─── Given data ───

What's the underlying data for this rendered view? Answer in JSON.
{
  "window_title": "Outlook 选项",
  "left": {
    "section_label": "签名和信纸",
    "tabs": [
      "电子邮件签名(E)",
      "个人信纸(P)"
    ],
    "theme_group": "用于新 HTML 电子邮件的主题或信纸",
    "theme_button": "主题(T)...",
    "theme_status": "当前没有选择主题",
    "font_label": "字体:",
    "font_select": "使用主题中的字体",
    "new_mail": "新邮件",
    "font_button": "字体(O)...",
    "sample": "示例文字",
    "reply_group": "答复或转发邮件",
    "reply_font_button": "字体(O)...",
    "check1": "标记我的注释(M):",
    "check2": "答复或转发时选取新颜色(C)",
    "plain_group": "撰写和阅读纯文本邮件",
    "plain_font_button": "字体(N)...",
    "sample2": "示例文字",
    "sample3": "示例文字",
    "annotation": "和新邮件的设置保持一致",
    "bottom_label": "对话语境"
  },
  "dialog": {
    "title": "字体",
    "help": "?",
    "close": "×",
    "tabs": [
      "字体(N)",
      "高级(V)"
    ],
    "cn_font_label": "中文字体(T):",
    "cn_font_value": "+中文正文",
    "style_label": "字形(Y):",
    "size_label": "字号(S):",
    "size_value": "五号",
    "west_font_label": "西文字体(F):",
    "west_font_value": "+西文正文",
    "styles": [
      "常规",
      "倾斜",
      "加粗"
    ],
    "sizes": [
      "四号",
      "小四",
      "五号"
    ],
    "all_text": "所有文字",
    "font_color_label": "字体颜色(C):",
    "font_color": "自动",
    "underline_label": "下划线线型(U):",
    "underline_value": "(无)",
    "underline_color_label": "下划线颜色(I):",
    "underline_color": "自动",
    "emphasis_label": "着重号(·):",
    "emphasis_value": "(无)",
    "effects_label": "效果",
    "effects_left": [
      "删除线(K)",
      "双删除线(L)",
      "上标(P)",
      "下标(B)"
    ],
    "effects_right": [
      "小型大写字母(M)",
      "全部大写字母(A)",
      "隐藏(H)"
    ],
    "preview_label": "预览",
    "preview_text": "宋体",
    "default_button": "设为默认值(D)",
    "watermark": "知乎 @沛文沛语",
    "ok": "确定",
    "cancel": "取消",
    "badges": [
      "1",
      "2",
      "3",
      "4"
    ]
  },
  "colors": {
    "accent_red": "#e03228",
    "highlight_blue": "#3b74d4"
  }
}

───
─── Given data ───

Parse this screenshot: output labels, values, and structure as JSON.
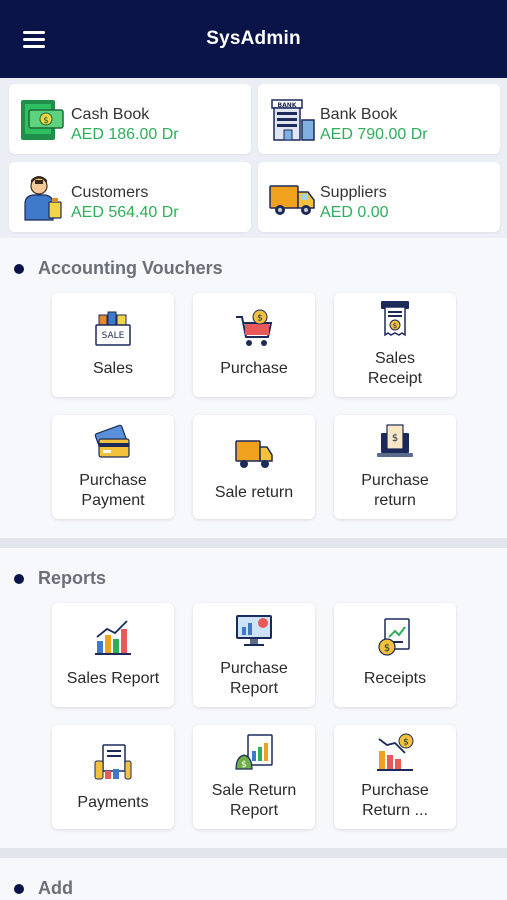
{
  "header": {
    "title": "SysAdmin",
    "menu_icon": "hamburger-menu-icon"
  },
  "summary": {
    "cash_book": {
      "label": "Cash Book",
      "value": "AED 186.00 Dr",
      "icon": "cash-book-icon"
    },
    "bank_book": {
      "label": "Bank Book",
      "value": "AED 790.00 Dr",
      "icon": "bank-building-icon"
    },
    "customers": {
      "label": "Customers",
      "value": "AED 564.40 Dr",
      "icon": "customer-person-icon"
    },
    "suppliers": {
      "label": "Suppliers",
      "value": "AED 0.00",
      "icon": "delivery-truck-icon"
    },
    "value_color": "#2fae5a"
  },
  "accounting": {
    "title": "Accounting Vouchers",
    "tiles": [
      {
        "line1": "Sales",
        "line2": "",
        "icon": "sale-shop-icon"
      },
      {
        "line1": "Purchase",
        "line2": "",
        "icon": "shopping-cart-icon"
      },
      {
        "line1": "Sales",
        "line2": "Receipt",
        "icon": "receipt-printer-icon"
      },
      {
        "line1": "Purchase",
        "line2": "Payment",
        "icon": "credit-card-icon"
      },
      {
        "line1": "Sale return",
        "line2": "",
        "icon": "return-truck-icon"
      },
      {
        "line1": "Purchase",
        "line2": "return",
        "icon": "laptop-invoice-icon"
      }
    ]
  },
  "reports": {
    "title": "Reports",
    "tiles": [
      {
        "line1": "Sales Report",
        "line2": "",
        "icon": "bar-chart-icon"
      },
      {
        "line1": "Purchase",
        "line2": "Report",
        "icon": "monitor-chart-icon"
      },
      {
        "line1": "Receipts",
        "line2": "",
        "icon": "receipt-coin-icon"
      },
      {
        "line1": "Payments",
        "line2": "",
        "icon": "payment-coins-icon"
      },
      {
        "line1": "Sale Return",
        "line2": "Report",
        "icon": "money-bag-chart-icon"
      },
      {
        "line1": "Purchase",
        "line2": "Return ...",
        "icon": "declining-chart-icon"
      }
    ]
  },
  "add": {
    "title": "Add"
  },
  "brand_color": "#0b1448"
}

───

* **What you need to do**:
Lines containing the word "truck" must all be returned from the material above.

* **Response for this exercise**:
      "icon": "delivery-truck-icon"
        "icon": "return-truck-icon"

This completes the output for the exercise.